» **PROMPT**: Lines containing the string "Primavera" are to be collected in full.

» **EXTRACTED DATA**:
══════════════════════════════

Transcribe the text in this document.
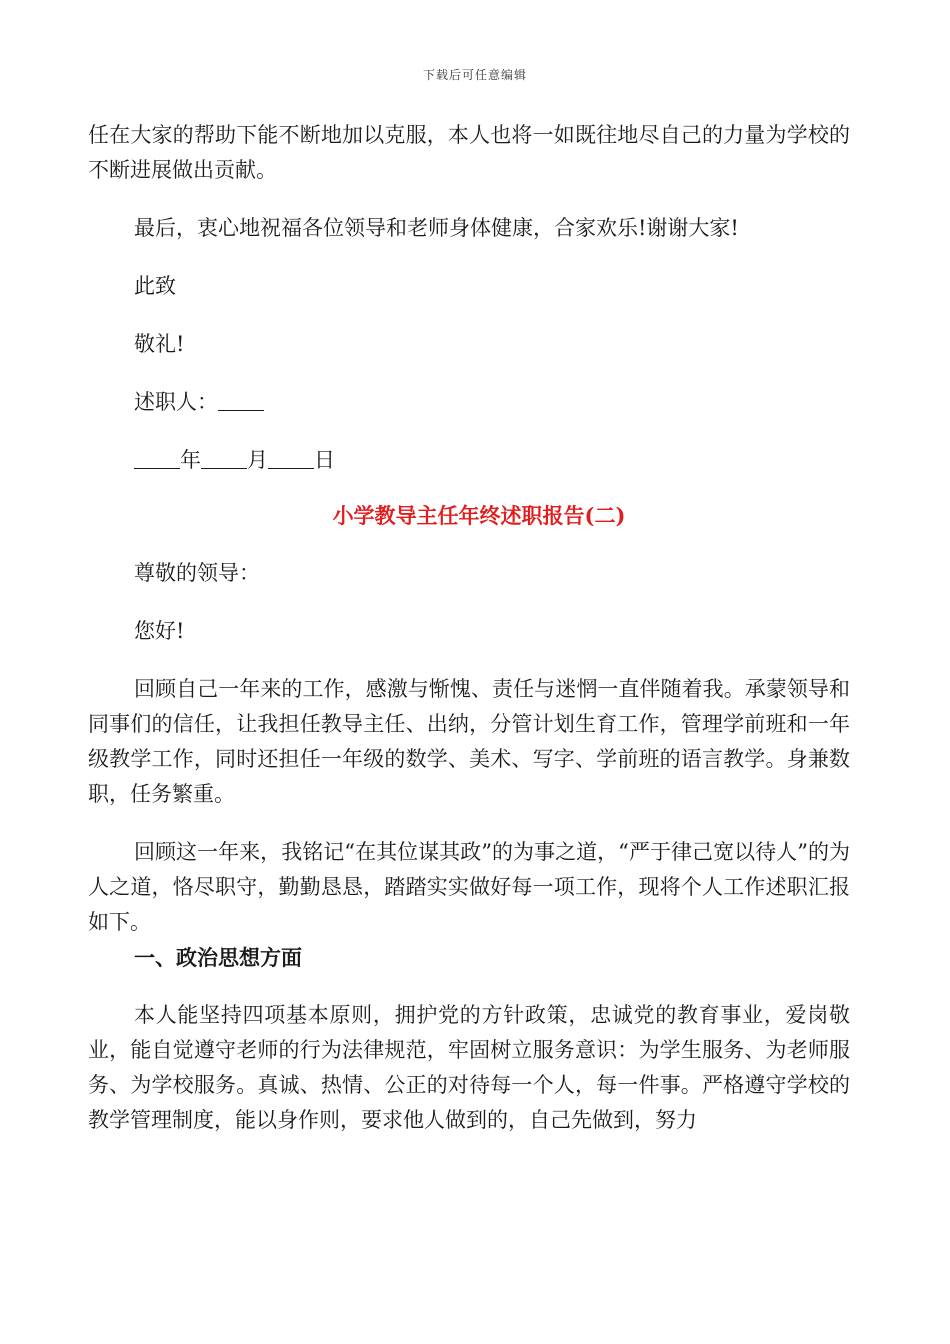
下载后可任意编辑

任在大家的帮助下能不断地加以克服，本人也将一如既往地尽自己的力量为学校的不断进展做出贡献。

最后，衷心地祝福各位领导和老师身体健康，合家欢乐!谢谢大家!

此致

敬礼!

述职人：

年 月 日

小学教导主任年终述职报告(二)

尊敬的领导：

您好!

回顾自己一年来的工作，感激与惭愧、责任与迷惘一直伴随着我。承蒙领导和同事们的信任，让我担任教导主任、出纳，分管计划生育工作，管理学前班和一年级教学工作，同时还担任一年级的数学、美术、写字、学前班的语言教学。身兼数职，任务繁重。

回顾这一年来，我铭记“在其位谋其政”的为事之道，“严于律己宽以待人”的为人之道，恪尽职守，勤勤恳恳，踏踏实实做好每一项工作，现将个人工作述职汇报如下。

一、政治思想方面

本人能坚持四项基本原则，拥护党的方针政策，忠诚党的教育事业，爱岗敬业，能自觉遵守老师的行为法律规范，牢固树立服务意识：为学生服务、为老师服务、为学校服务。真诚、热情、公正的对待每一个人，每一件事。严格遵守学校的教学管理制度，能以身作则，要求他人做到的，自己先做到，努力
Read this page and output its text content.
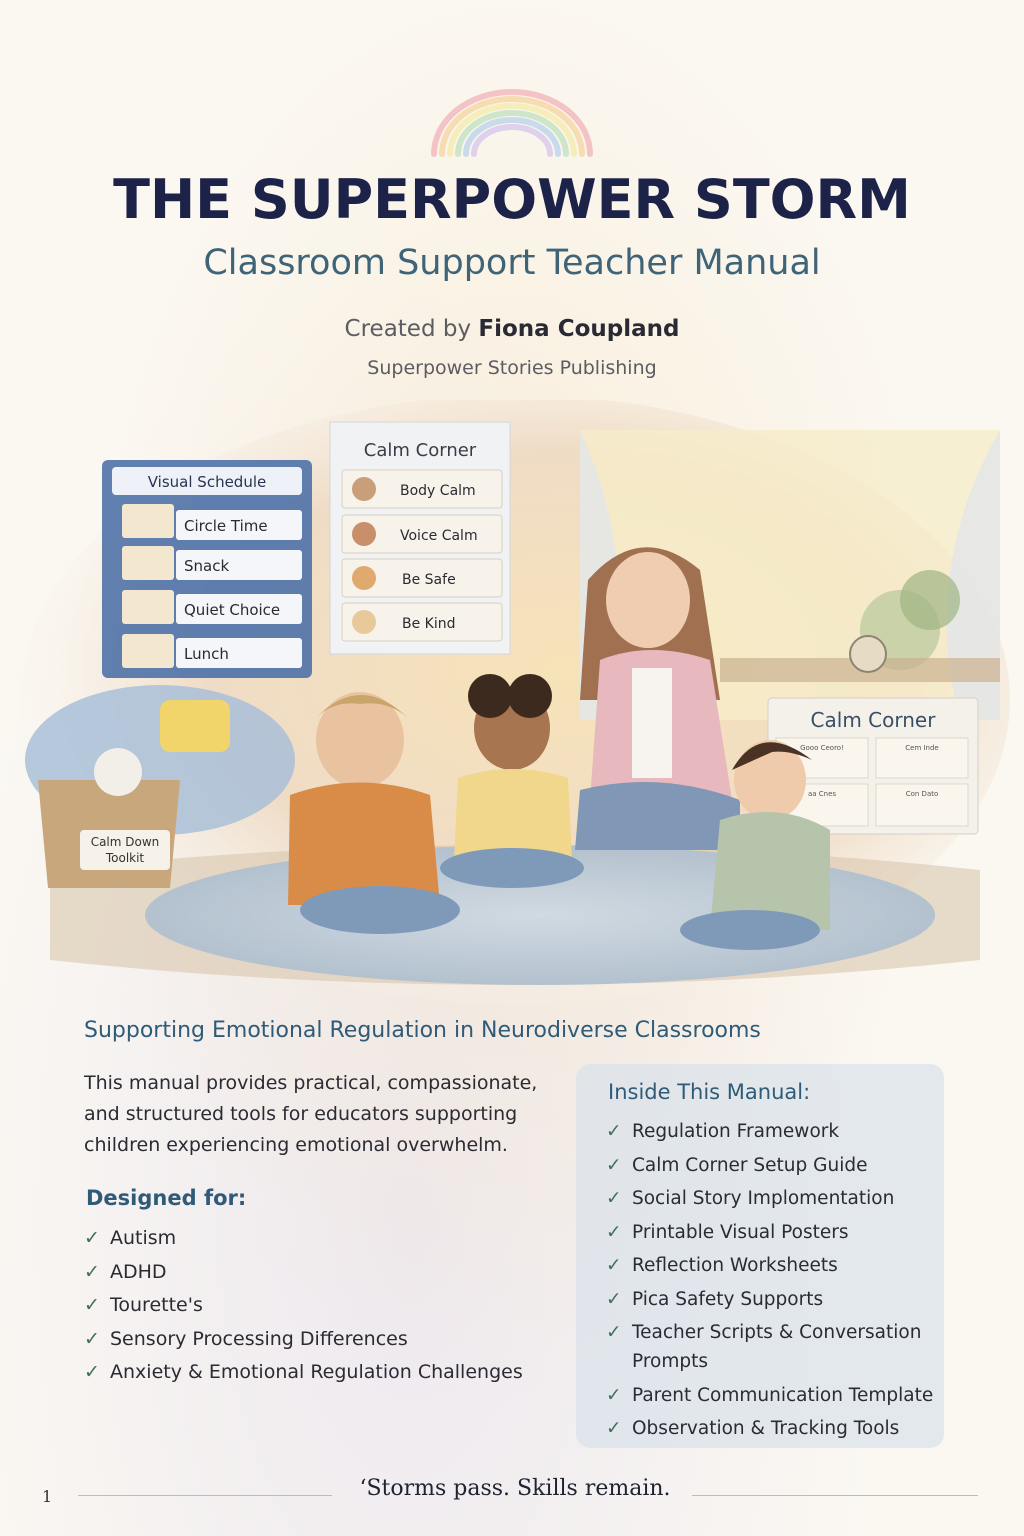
THE SUPERPOWER STORM
Classroom Support Teacher Manual
Created by Fiona Coupland
Superpower Stories Publishing
Visual Schedule
Circle Time
Snack
Quiet Choice
Lunch
Calm Corner
Body Calm
Voice Calm
Be Safe
Be Kind
Calm Corner
Gooo Ceoro!	Cem Inde
aa Cnes	Con Dato
Calm Down
Toolkit
Supporting Emotional Regulation in Neurodiverse Classrooms
This manual provides practical, compassionate, and structured tools for educators supporting children experiencing emotional overwhelm.
Designed for:
✓ Autism
✓ ADHD
✓ Tourette's
✓ Sensory Processing Differences
✓ Anxiety & Emotional Regulation Challenges
Inside This Manual:
✓ Regulation Framework
✓ Calm Corner Setup Guide
✓ Social Story Implomentation
✓ Printable Visual Posters
✓ Reflection Worksheets
✓ Pica Safety Supports
✓ Teacher Scripts & Conversation Prompts
✓ Parent Communication Template
✓ Observation & Tracking Tools
1	‘Storms pass. Skills remain.
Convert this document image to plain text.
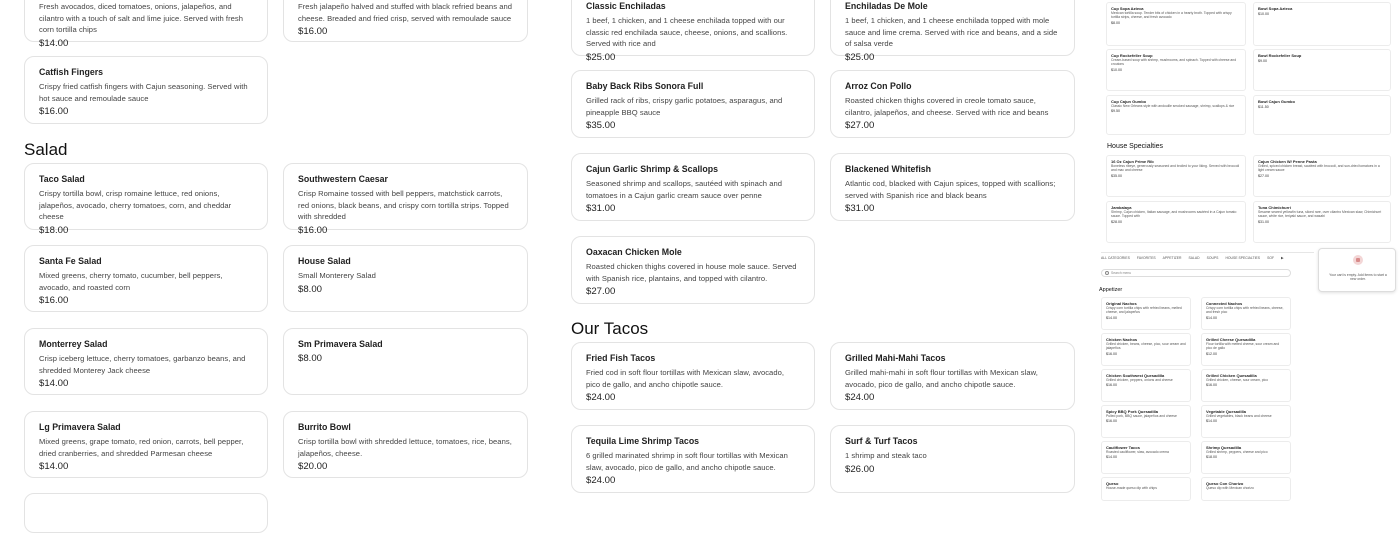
Fresh avocados, diced tomatoes, onions, jalapeños, and cilantro with a touch of salt and lime juice. Served with fresh corn tortilla chips
$14.00
Fresh jalapeño halved and stuffed with black refried beans and cheese. Breaded and fried crisp, served with remoulade sauce
$16.00
Catfish Fingers
Crispy fried catfish fingers with Cajun seasoning. Served with hot sauce and remoulade sauce
$16.00
Salad
Taco Salad
Crispy tortilla bowl, crisp romaine lettuce, red onions, jalapeños, avocado, cherry tomatoes, corn, and cheddar cheese
$18.00
Southwestern Caesar
Crisp Romaine tossed with bell peppers, matchstick carrots, red onions, black beans, and crispy corn tortilla strips. Topped with shredded
$16.00
Santa Fe Salad
Mixed greens, cherry tomato, cucumber, bell peppers, avocado, and roasted corn
$16.00
House Salad
Small Monterery Salad
$8.00
Monterrey Salad
Crisp iceberg lettuce, cherry tomatoes, garbanzo beans, and shredded Monterey Jack cheese
$14.00
Sm Primavera Salad
$8.00
Lg Primavera Salad
Mixed greens, grape tomato, red onion, carrots, bell pepper, dried cranberries, and shredded Parmesan cheese
$14.00
Burrito Bowl
Crisp tortilla bowl with shredded lettuce, tomatoes, rice, beans, jalapeños, cheese.
$20.00
Classic Enchiladas
1 beef, 1 chicken, and 1 cheese enchilada topped with our classic red enchilada sauce, cheese, onions, and scallions. Served with rice and
$25.00
Enchiladas De Mole
1 beef, 1 chicken, and 1 cheese enchilada topped with mole sauce and lime crema. Served with rice and beans, and a side of salsa verde
$25.00
Baby Back Ribs Sonora Full
Grilled rack of ribs, crispy garlic potatoes, asparagus, and pineapple BBQ sauce
$35.00
Arroz Con Pollo
Roasted chicken thighs covered in creole tomato sauce, cilantro, jalapeños, and cheese. Served with rice and beans
$27.00
Cajun Garlic Shrimp & Scallops
Seasoned shrimp and scallops, sautéed with spinach and tomatoes in a Cajun garlic cream sauce over penne
$31.00
Blackened Whitefish
Atlantic cod, blacked with Cajun spices, topped with scallions; served with Spanish rice and black beans
$31.00
Oaxacan Chicken Mole
Roasted chicken thighs covered in house mole sauce. Served with Spanish rice, plantains, and topped with cilantro.
$27.00
Our Tacos
Fried Fish Tacos
Fried cod in soft flour tortillas with Mexican slaw, avocado, pico de gallo, and ancho chipotle sauce.
$24.00
Grilled Mahi-Mahi Tacos
Grilled mahi-mahi in soft flour tortillas with Mexican slaw, avocado, pico de gallo, and ancho chipotle sauce.
$24.00
Tequila Lime Shrimp Tacos
6 grilled marinated shrimp in soft flour tortillas with Mexican slaw, avocado, pico de gallo, and ancho chipotle sauce.
$24.00
Surf & Turf Tacos
1 shrimp and steak taco
$26.00
Cup Sopa Azteca
Mexican tortilla soup. Tender bits of chicken in a hearty broth. Topped with crispy tortilla strips, cheese, and fresh avocado
$8.00
Bowl Sopa Azteca
$10.00
Cup Rockefeller Soup
Cream-based soup with shrimp, mushrooms, and spinach. Topped with cheese and croutons
$10.00
Bowl Rockefeller Soup
$9.00
Cup Cajun Gumbo
Classic New Orleans style with andouille smoked sausage, shrimp, scallops & rice
$9.50
Bowl Cajun Gumbo
$11.50
House Specialties
16 Oz Cajun Prime Rib
Boneless ribeye, generously seasoned and broiled to your liking. Served with broccoli and mac and cheese
$35.00
Cajun Chicken W/ Penne Pasta
Grilled, spiced chicken breast, sautéed with broccoli, and sun-dried tomatoes in a light cream sauce
$27.00
Jambalaya
Shrimp, Cajun chicken, Italian sausage, and mushrooms sautéed in a Cajun tomato sauce. Topped with
$28.00
Tuna Chimichurri
Sesame seared yellowfin tuna, sliced rare, over cilantro Mexican slaw, Chimichurri sauce, white rice, teriyaki sauce, and wasabi
$31.00
ALL CATEGORIES FAVORITES APPETIZER SALAD SOUPS HOUSE SPECIALTIES SOF ▶
Search menu	Your cart is empty. Add items to start a new order.
Appetizer
Original Nachos
Crispy corn tortilla chips with refried beans, melted cheese, and jalapeños
$14.00
Connected Nachos
Crispy corn tortilla chips with refried beans, cheese, and fresh pico
$14.00
Chicken Nachos
Grilled chicken, beans, cheese, pico, sour cream and jalapeños
$16.00
Grilled Cheese Quesadilla
Flour tortilla with melted cheese, sour cream and pico de gallo
$12.00
Chicken Southwest Quesadilla
Grilled chicken, peppers, onions and cheese
$16.00
Grilled Chicken Quesadilla
Grilled chicken, cheese, sour cream, pico
$16.00
Spicy BBQ Pork Quesadilla
Pulled pork, BBQ sauce, jalapeños and cheese
$16.00
Vegetable Quesadilla
Grilled vegetables, black beans and cheese
$14.00
Cauliflower Tacos
Roasted cauliflower, slaw, avocado crema
$14.00
Shrimp Quesadilla
Grilled shrimp, peppers, cheese and pico
$18.00
Queso
House-made queso dip with chips
Queso Con Chorizo
Queso dip with Mexican chorizo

══════════════════════════════

» **FINISHED EXERCISE**:
Sm Primavera Salad
Lg Primavera Salad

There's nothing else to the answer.